** START Input records **

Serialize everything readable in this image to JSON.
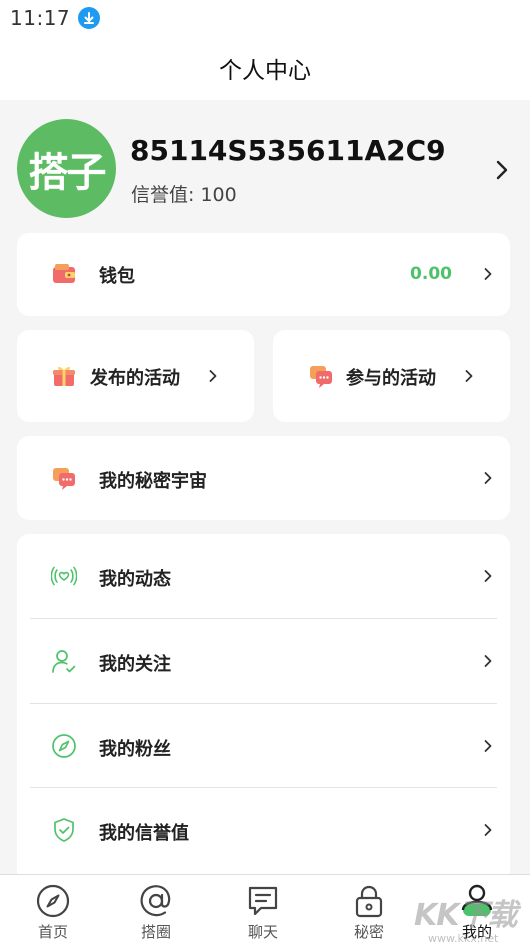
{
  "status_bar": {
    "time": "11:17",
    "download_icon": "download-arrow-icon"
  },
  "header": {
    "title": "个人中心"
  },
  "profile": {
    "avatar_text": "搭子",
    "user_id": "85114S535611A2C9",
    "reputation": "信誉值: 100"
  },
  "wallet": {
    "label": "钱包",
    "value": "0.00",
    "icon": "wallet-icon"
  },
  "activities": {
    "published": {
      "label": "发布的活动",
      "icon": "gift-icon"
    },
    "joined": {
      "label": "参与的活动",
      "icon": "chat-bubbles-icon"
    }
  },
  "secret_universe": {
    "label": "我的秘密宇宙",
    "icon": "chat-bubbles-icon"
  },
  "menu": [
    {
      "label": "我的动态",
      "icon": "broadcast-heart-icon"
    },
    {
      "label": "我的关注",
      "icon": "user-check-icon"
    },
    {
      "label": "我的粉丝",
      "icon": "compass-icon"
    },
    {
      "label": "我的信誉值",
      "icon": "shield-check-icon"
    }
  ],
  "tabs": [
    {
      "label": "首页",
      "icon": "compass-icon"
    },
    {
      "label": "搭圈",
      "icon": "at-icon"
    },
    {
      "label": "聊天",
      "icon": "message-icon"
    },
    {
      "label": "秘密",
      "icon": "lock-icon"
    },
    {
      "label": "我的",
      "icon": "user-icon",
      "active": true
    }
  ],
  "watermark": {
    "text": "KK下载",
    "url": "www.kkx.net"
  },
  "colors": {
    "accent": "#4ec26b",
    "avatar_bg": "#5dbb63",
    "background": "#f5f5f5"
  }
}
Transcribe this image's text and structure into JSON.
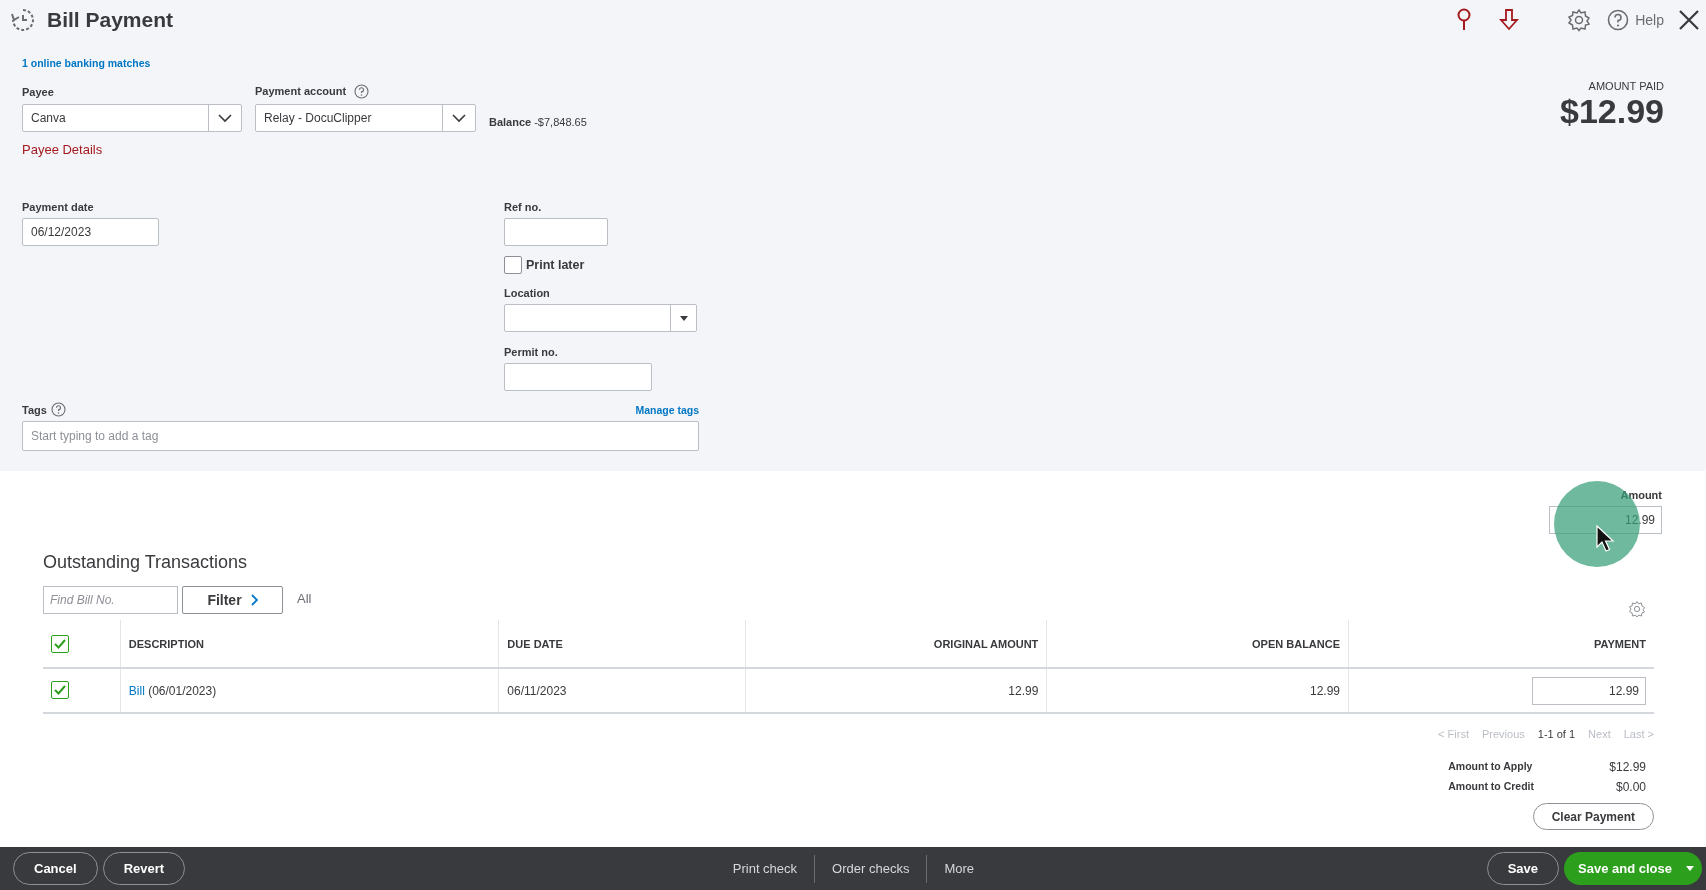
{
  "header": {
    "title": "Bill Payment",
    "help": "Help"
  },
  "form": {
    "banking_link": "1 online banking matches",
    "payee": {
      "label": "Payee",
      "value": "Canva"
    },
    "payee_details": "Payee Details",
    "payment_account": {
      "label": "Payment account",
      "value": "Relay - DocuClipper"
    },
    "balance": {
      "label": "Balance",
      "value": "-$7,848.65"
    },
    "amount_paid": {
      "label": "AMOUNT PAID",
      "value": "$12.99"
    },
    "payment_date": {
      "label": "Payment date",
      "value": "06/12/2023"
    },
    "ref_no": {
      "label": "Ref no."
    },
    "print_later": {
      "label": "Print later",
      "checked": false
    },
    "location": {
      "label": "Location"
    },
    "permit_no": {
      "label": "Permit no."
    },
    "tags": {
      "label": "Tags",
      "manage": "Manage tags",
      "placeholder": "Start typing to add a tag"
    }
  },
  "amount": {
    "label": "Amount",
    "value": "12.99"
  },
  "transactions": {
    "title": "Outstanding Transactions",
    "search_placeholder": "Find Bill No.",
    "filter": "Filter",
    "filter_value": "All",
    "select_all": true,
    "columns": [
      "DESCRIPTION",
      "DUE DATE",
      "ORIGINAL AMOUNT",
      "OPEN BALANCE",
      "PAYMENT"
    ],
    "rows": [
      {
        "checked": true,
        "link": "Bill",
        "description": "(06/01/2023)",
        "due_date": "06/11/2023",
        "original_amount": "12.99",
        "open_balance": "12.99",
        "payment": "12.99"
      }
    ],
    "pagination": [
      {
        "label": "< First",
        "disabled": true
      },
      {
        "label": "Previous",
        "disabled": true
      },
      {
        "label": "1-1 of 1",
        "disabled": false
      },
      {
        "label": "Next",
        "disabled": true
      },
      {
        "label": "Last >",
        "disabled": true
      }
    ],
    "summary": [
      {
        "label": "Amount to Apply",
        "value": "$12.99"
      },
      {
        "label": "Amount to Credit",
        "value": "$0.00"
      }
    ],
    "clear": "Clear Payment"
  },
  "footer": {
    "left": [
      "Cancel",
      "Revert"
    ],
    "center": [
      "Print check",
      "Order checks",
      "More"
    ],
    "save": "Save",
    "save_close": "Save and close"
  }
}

** END Input records **
** START Input records **

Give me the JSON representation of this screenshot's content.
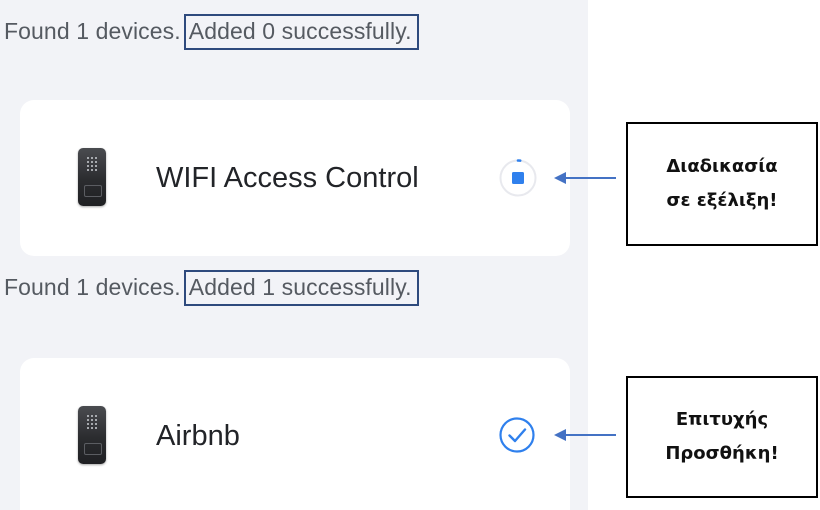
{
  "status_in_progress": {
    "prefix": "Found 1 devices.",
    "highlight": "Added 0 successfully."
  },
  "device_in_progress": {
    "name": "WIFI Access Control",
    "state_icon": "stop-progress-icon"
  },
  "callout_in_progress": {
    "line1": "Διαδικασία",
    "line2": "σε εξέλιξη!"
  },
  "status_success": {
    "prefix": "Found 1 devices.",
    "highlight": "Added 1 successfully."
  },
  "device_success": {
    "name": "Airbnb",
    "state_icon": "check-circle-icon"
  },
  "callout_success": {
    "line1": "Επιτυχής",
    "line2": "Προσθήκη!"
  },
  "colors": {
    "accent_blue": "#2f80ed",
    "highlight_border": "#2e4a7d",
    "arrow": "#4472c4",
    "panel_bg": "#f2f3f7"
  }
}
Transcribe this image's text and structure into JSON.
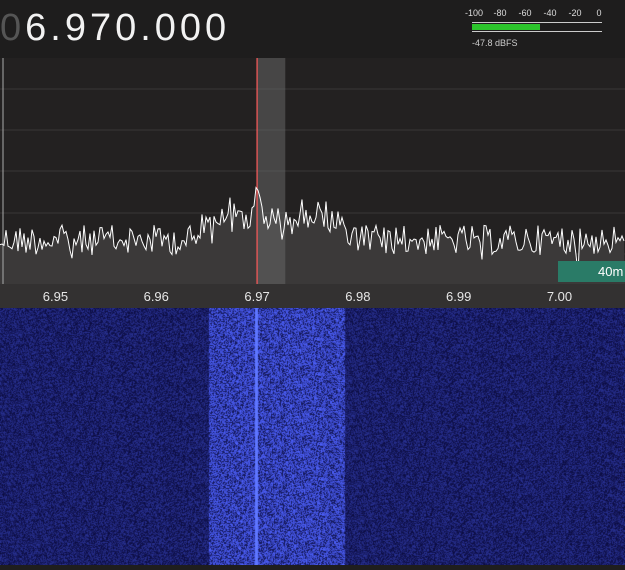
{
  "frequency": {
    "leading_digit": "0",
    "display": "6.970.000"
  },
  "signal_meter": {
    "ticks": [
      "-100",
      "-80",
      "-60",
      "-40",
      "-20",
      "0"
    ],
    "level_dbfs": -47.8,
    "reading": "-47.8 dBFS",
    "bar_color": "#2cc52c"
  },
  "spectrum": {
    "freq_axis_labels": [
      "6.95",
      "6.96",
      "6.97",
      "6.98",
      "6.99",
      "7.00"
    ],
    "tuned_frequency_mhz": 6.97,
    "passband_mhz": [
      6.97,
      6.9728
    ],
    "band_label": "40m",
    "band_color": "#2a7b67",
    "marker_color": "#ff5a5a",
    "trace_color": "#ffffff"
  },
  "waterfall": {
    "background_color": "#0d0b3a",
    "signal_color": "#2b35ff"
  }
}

** END Input records **

#### [Instruction]
Find how many lines in the records contain the string "chat", then give the number alone.

#### [Answer to this problem]
2